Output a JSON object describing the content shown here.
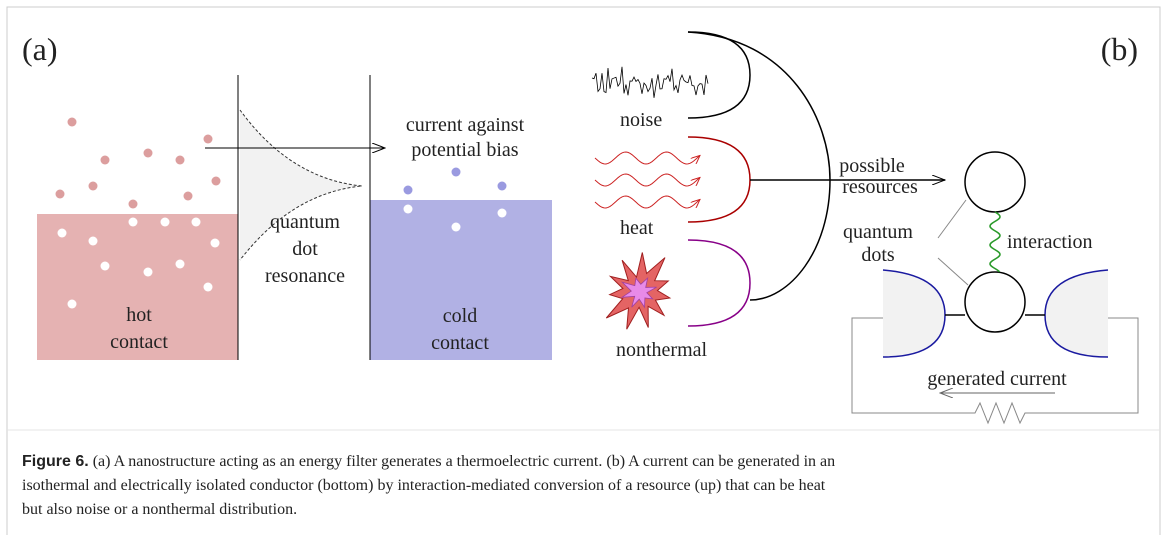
{
  "panel_a": {
    "label": "(a)",
    "arrow_label": [
      "current against",
      "potential bias"
    ],
    "resonance_label": [
      "quantum",
      "dot",
      "resonance"
    ],
    "hot_label": [
      "hot",
      "contact"
    ],
    "cold_label": [
      "cold",
      "contact"
    ]
  },
  "panel_b": {
    "label": "(b)",
    "resources": [
      "noise",
      "heat",
      "nonthermal"
    ],
    "arrow_label": [
      "possible",
      "resources"
    ],
    "dots_label": [
      "quantum",
      "dots"
    ],
    "interaction_label": "interaction",
    "current_label": "generated current"
  },
  "caption": {
    "label": "Figure 6.",
    "lines": [
      "(a) A nanostructure acting as an energy filter generates a thermoelectric current. (b) A current can be generated in an",
      "isothermal and electrically isolated conductor (bottom) by interaction-mediated conversion of a resource (up) that can be heat",
      "but also noise or a nonthermal distribution."
    ]
  }
}
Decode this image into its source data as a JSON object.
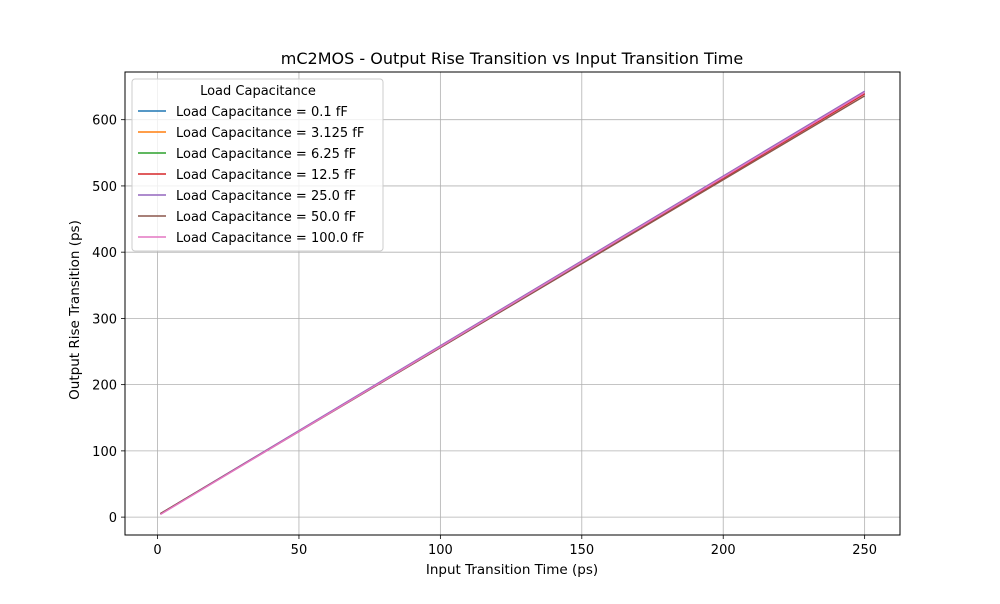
{
  "chart_data": {
    "type": "line",
    "title": "mC2MOS - Output Rise Transition vs Input Transition Time",
    "xlabel": "Input Transition Time (ps)",
    "ylabel": "Output Rise Transition (ps)",
    "xlim": [
      -11.5,
      262.5
    ],
    "ylim": [
      -27,
      672
    ],
    "xticks": [
      0,
      50,
      100,
      150,
      200,
      250
    ],
    "yticks": [
      0,
      100,
      200,
      300,
      400,
      500,
      600
    ],
    "grid": true,
    "legend": {
      "title": "Load Capacitance",
      "placement": "top-left"
    },
    "x": [
      1,
      250
    ],
    "series": [
      {
        "name": "Load Capacitance = 0.1 fF",
        "color": "#1f77b4",
        "values": [
          5,
          640
        ]
      },
      {
        "name": "Load Capacitance = 3.125 fF",
        "color": "#ff7f0e",
        "values": [
          5,
          640
        ]
      },
      {
        "name": "Load Capacitance = 6.25 fF",
        "color": "#2ca02c",
        "values": [
          5,
          640
        ]
      },
      {
        "name": "Load Capacitance = 12.5 fF",
        "color": "#d62728",
        "values": [
          5,
          639
        ]
      },
      {
        "name": "Load Capacitance = 25.0 fF",
        "color": "#9467bd",
        "values": [
          5,
          643
        ]
      },
      {
        "name": "Load Capacitance = 50.0 fF",
        "color": "#8c564b",
        "values": [
          5,
          636
        ]
      },
      {
        "name": "Load Capacitance = 100.0 fF",
        "color": "#e377c2",
        "values": [
          4,
          641
        ]
      }
    ]
  }
}
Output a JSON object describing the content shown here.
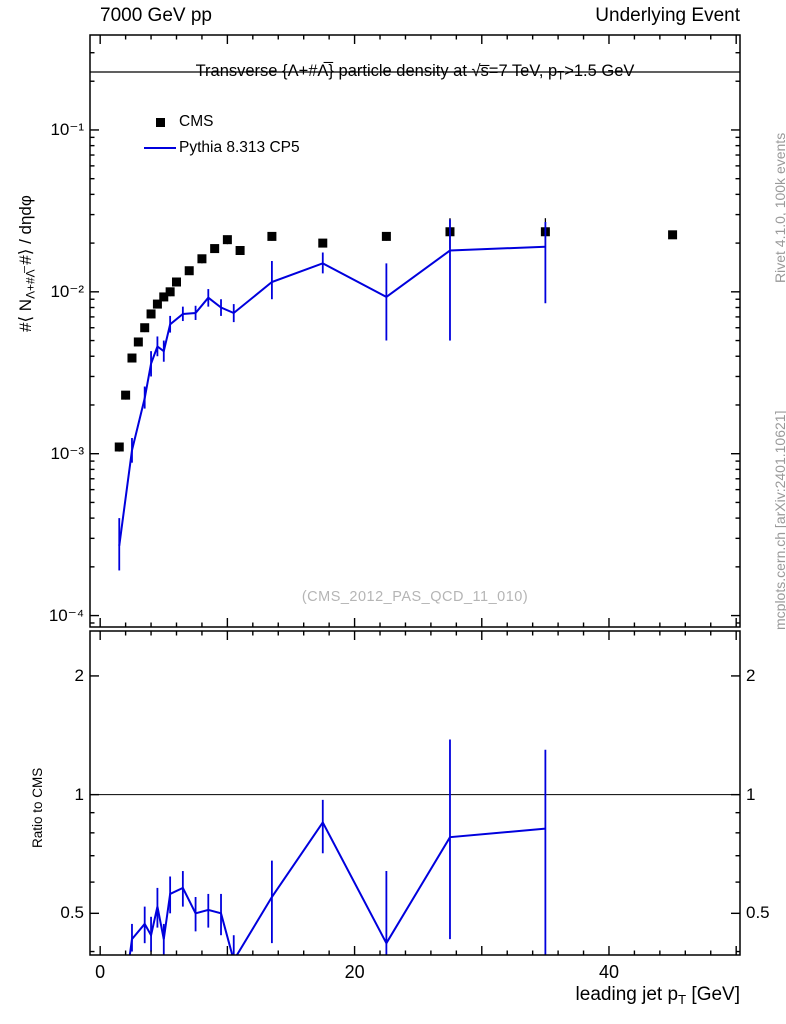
{
  "header": {
    "left": "7000 GeV pp",
    "right": "Underlying Event"
  },
  "side_notes": {
    "top": "Rivet 4.1.0,  100k events",
    "bottom": "mcplots.cern.ch [arXiv:2401.10621]"
  },
  "watermark": "(CMS_2012_PAS_QCD_11_010)",
  "title_parts": {
    "pre": "Transverse {Λ+#Λ̅} particle density at √s̅=7 TeV, p",
    "sub": "T",
    "post": ">1.5 GeV"
  },
  "axes": {
    "x_title": {
      "pre": "leading jet p",
      "sub": "T",
      "post": " [GeV]"
    },
    "y_title": {
      "pre": "#⟨ N",
      "sub": "Λ+#Λ̅",
      "post": " #⟩ / dηdφ"
    },
    "ratio_y_title": "Ratio to CMS"
  },
  "legend": {
    "items": [
      {
        "label": "CMS"
      },
      {
        "label": "Pythia 8.313 CP5"
      }
    ]
  },
  "colors": {
    "cms": "#000000",
    "pythia": "#0000dd",
    "frame": "#000000"
  },
  "chart_data": [
    {
      "id": "main",
      "type": "line",
      "title": "Transverse {Λ+#Λ̅} particle density at √s=7 TeV, pT>1.5 GeV",
      "xlabel": "leading jet pT [GeV]",
      "ylabel": "#⟨ N_{Λ+#Λ̅} #⟩ / dηdφ",
      "xscale": "linear",
      "yscale": "log",
      "xlim": [
        -0.8,
        50.3
      ],
      "ylim": [
        8.5e-05,
        0.386
      ],
      "x_minor_step": 2,
      "x_tick_labels": [],
      "y_tick_labels": [
        {
          "v": 0.0001,
          "label": "10⁻⁴"
        },
        {
          "v": 0.001,
          "label": "10⁻³"
        },
        {
          "v": 0.01,
          "label": "10⁻²"
        },
        {
          "v": 0.1,
          "label": "10⁻¹"
        }
      ],
      "long_ticks": [],
      "series": [
        {
          "name": "CMS",
          "type": "scatter",
          "marker": "square",
          "color": "#000000",
          "x": [
            1.5,
            2,
            2.5,
            3,
            3.5,
            4,
            4.5,
            5,
            5.5,
            6,
            7,
            8,
            9,
            10,
            11,
            13.5,
            17.5,
            22.5,
            27.5,
            35,
            45
          ],
          "y": [
            0.0011,
            0.0023,
            0.0039,
            0.0049,
            0.006,
            0.0073,
            0.0084,
            0.0093,
            0.01,
            0.0115,
            0.0135,
            0.016,
            0.0185,
            0.021,
            0.018,
            0.022,
            0.02,
            0.022,
            0.0235,
            0.0235,
            0.0225
          ],
          "ylo": [
            0.00103,
            0.00216,
            0.00367,
            0.00461,
            0.00564,
            0.00686,
            0.0079,
            0.00874,
            0.0094,
            0.0108,
            0.0127,
            0.015,
            0.0174,
            0.0197,
            0.0169,
            0.0207,
            0.0188,
            0.0207,
            0.0185,
            0.0185,
            0.0212
          ],
          "yhi": [
            0.00117,
            0.00244,
            0.00413,
            0.00519,
            0.00636,
            0.00774,
            0.0089,
            0.00986,
            0.0106,
            0.0122,
            0.0143,
            0.017,
            0.0196,
            0.0223,
            0.0191,
            0.0233,
            0.0212,
            0.0233,
            0.0285,
            0.0285,
            0.0239
          ]
        },
        {
          "name": "Pythia 8.313 CP5",
          "type": "line",
          "color": "#0000dd",
          "x": [
            1.5,
            2.5,
            3.5,
            4,
            4.5,
            5,
            5.5,
            6.5,
            7.5,
            8.5,
            9.5,
            10.5,
            13.5,
            17.5,
            22.5,
            27.5,
            35
          ],
          "y": [
            0.00027,
            0.00105,
            0.0022,
            0.0036,
            0.0046,
            0.0043,
            0.0063,
            0.0073,
            0.0074,
            0.0092,
            0.008,
            0.0074,
            0.0115,
            0.015,
            0.0093,
            0.018,
            0.019
          ],
          "ylo": [
            0.00019,
            0.00088,
            0.0019,
            0.003,
            0.004,
            0.0037,
            0.0056,
            0.0066,
            0.0067,
            0.0081,
            0.0071,
            0.0065,
            0.009,
            0.013,
            0.005,
            0.005,
            0.0085
          ],
          "yhi": [
            0.0004,
            0.00125,
            0.0026,
            0.0043,
            0.0053,
            0.005,
            0.0071,
            0.0081,
            0.0082,
            0.0104,
            0.009,
            0.0084,
            0.0155,
            0.0175,
            0.015,
            0.028,
            0.027
          ]
        }
      ]
    },
    {
      "id": "ratio",
      "type": "line",
      "ylabel": "Ratio to CMS",
      "xscale": "linear",
      "yscale": "log",
      "xlim": [
        -0.8,
        50.3
      ],
      "ylim": [
        0.392,
        2.6
      ],
      "x_minor_step": 2,
      "x_tick_labels": [
        {
          "v": 0,
          "label": "0"
        },
        {
          "v": 20,
          "label": "20"
        },
        {
          "v": 40,
          "label": "40"
        }
      ],
      "y_tick_labels": [
        {
          "v": 0.5,
          "label": "0.5"
        },
        {
          "v": 1,
          "label": "1"
        },
        {
          "v": 2,
          "label": "2"
        }
      ],
      "y_labels_both_sides": true,
      "long_ticks": [
        0.5,
        1,
        2
      ],
      "refline": 1,
      "series": [
        {
          "name": "Pythia 8.313 CP5 / CMS",
          "type": "line",
          "color": "#0000dd",
          "x": [
            1.5,
            2.5,
            3.5,
            4,
            4.5,
            5,
            5.5,
            6.5,
            7.5,
            8.5,
            9.5,
            10.5,
            13.5,
            17.5,
            22.5,
            27.5,
            35
          ],
          "y": [
            0.25,
            0.43,
            0.47,
            0.44,
            0.52,
            0.43,
            0.56,
            0.58,
            0.5,
            0.51,
            0.5,
            0.38,
            0.55,
            0.85,
            0.42,
            0.78,
            0.82
          ],
          "ylo": [
            0.22,
            0.4,
            0.42,
            0.4,
            0.46,
            0.39,
            0.5,
            0.52,
            0.45,
            0.46,
            0.44,
            0.33,
            0.42,
            0.71,
            0.36,
            0.43,
            0.38
          ],
          "yhi": [
            0.29,
            0.47,
            0.52,
            0.49,
            0.58,
            0.47,
            0.62,
            0.64,
            0.55,
            0.56,
            0.56,
            0.44,
            0.68,
            0.97,
            0.64,
            1.38,
            1.3
          ]
        }
      ]
    }
  ]
}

□ □ □ □ □ □ □

## STATED TASK:
All lines holding the word "Rise" should be picked out and copied.

## THE OUTPUT:
    "title": "mC2MOS - Output Rise Transition vs Input Transition Time",
    "ylabel": "Output Rise Transition (ps)",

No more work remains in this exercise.